> **Work required**: Repeat the whole listing exactly as written.

> **Material provided**:
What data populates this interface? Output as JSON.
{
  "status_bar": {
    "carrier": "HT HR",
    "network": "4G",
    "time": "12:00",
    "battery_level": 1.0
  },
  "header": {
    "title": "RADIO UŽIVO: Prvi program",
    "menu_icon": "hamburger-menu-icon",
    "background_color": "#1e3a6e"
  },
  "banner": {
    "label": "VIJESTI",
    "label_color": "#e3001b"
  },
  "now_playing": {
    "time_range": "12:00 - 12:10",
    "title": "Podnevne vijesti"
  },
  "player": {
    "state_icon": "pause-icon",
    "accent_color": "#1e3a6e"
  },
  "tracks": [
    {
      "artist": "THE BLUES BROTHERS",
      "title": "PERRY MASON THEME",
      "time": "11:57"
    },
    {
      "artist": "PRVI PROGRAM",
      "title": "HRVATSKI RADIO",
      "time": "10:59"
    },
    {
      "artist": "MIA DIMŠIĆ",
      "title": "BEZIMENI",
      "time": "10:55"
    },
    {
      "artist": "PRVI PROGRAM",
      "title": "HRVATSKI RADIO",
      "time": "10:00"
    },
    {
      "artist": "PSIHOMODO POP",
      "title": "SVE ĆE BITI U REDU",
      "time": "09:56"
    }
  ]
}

> **Complete answer**:
What data populates this interface? Output as JSON.
{
  "status_bar": {
    "carrier": "HT HR",
    "network": "4G",
    "time": "12:00",
    "battery_level": 1.0
  },
  "header": {
    "title": "RADIO UŽIVO: Prvi program",
    "menu_icon": "hamburger-menu-icon",
    "background_color": "#1e3a6e"
  },
  "banner": {
    "label": "VIJESTI",
    "label_color": "#e3001b"
  },
  "now_playing": {
    "time_range": "12:00 - 12:10",
    "title": "Podnevne vijesti"
  },
  "player": {
    "state_icon": "pause-icon",
    "accent_color": "#1e3a6e"
  },
  "tracks": [
    {
      "artist": "THE BLUES BROTHERS",
      "title": "PERRY MASON THEME",
      "time": "11:57"
    },
    {
      "artist": "PRVI PROGRAM",
      "title": "HRVATSKI RADIO",
      "time": "10:59"
    },
    {
      "artist": "MIA DIMŠIĆ",
      "title": "BEZIMENI",
      "time": "10:55"
    },
    {
      "artist": "PRVI PROGRAM",
      "title": "HRVATSKI RADIO",
      "time": "10:00"
    },
    {
      "artist": "PSIHOMODO POP",
      "title": "SVE ĆE BITI U REDU",
      "time": "09:56"
    }
  ]
}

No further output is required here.